For example, I played what I consider a fairly good round for my cap Saturday at 82, but then yesterday I struggled with a couple bad holes that turned my round into a practice round. Started off by parring the first 3 holes then I started to struggle a little. I was fatigued and probably should not have been playing which may have been the real problem, but even then I know I am still better golfer than that what I produced.

I dropped two in the water on one hole which killed my round then made some other stroke costing mistakes throughout the round. I recovered well, but still granted strokes to the card. This type of inconsistency makes me keep asking questions of how to minimize this type of ridiculous play. Doubles, triples, and possibly a quad makes for a bad day of golf.

I know the lesson here is to minimize the bad holes and reduce those average 9 "awful" shots (for me some days it is way more than 9 awful shots). I have yet learned how to reduce those bad shots. I practice a lot so that apparently is not working. I play just as good when I don't practice - go figure. It appears to me that the fix to a bad hole is nowhere to be found when you are in that bad hole moment even though the coaches would probably tell you that is what you need to do.

How many recover during a bad hole even though they are scrambling like crazy to get through it? I play with a lot of golfers and most cannot do anything about their bad holes, but hope to get through it to the next hole. Some are better recovery players than others. Most of the time I can pull off some unreal recovery shots and scramble through the bad hole which I think helps me. However the fact is I got myself in those recovery situations in the first place meaning my game is off some that day.

Is the answer taking more time, attempting some swing change (which I would not do), some different mental focus, or what? This is the question that I don't think has been answered correctly by anyone, nor do I think anyone will be able to answer it. I guess it is a question that will forever linger on. Pros have bad holes, but simply because of their level of skill and unfathomable amount of swing practice they can minimize better than we can.

IMO the real answer is to somehow build consistency in every possible situation, yet I don't believe that is possible because we are not machines. Curious about your thoughts.
 
I play with a lot of buddies that are between a 9-14 index and their misses are much larger than mine, leading to a couple blow up holes almost every round. Poor lag putting and club selection also certainly plays a role. Many of my buddies will attempt a hero recovery shot when the smart play is to punch it 50 yards sideways back into play.

I just looked up one of my buddies who is a 10.4 index and his high/low score differential for his last 20 rounds is 13 strokes compared to my 6 strokes.
 
I just looked up one of my buddies who is a 10.4 index and his high/low score differential for his last 20 rounds is 13 strokes compared to my 6 strokes.

I've posted a 52 and a 44 on consecutive weeks at league.

Hero shots for a 15 index golfer are hard, and when your swing isn't on, they're darn near impossible.

But, while posting the 52 I kept my cigar lit the whole time!!!!!
 
I'd think it would be simple.
Be long and accurate off the tee.
Make good approach shots.
Have a short game that stellar for the saves.
Putt lights out

Of the above, I can do 1. Sometimes occasionally.:ROFLMAO:
 
I'd think it would be simple.
Be long and accurate off the tee.
Make good approach shots.
Have a short game that stellar for the saves.
Putt lights out

Of the above, I can do 1. Sometimes occasionally.:ROFLMAO:
I agree. To me what needs to be done is super simple. The act of carrying it out effectively not so much :ROFLMAO:.

● ● ● ● ● ● ●

» Direction 1
In the golf forum passage, the sentence beginning "Is the answer" lists several possible answers. What are they?

[Annotated element entries]
● ● ● ● ● ● ●

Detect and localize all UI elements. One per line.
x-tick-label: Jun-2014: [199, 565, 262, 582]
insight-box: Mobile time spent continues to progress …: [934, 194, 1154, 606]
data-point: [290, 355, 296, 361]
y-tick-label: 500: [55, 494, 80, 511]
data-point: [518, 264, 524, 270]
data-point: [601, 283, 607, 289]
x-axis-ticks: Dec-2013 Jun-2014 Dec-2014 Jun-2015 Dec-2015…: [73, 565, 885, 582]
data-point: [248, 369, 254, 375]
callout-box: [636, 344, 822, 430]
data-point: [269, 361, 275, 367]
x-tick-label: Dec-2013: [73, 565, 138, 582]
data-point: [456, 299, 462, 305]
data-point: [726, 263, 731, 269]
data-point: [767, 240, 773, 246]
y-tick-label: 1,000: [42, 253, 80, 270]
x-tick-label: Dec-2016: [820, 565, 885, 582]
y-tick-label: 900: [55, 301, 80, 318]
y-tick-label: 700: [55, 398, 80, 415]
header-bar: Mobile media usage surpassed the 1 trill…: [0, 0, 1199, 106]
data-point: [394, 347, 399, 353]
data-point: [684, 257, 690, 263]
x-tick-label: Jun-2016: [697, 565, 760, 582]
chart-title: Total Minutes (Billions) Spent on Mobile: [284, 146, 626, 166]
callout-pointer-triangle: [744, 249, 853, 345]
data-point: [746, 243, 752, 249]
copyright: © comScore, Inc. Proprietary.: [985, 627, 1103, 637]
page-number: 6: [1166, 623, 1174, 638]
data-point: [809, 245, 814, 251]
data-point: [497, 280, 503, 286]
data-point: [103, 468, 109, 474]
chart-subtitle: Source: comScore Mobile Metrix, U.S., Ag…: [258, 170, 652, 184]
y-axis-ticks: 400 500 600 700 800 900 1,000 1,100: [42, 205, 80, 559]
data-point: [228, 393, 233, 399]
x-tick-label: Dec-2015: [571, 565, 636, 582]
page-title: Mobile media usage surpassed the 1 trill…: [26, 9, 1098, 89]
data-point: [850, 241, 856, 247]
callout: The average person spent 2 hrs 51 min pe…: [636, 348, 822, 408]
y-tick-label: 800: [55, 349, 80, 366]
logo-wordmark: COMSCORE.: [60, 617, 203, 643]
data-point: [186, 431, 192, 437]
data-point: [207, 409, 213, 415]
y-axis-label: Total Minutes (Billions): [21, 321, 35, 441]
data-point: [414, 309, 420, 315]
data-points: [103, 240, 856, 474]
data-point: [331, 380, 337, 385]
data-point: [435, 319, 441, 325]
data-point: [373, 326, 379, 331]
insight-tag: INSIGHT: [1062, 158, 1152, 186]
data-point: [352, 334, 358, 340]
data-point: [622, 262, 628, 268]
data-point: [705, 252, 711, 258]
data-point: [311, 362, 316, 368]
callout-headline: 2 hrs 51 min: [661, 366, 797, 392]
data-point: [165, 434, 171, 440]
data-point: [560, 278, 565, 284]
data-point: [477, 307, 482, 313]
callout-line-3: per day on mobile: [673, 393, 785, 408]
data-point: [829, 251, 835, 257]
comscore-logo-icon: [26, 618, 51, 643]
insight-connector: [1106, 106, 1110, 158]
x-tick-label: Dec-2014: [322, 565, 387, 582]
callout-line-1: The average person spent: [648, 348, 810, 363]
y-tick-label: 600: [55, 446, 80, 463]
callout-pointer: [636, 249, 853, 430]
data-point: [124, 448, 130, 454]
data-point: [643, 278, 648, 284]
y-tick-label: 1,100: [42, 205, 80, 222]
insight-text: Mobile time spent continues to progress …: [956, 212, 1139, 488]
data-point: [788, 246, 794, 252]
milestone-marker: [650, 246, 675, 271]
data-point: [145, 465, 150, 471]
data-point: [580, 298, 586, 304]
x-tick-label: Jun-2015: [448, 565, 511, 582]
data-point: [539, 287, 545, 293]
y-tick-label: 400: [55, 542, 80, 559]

● ● ● ● ● ● ●

» Direction 2
Find each line of the records that contains the string "Total", matching case exactly, and copy those lines.

» Answer 1
- Taking more time
- Attempting some swing change
- Some different mental focus

» Answer 2
chart-title: Total Minutes (Billions) Spent on Mobile: [284, 146, 626, 166]
y-axis-label: Total Minutes (Billions): [21, 321, 35, 441]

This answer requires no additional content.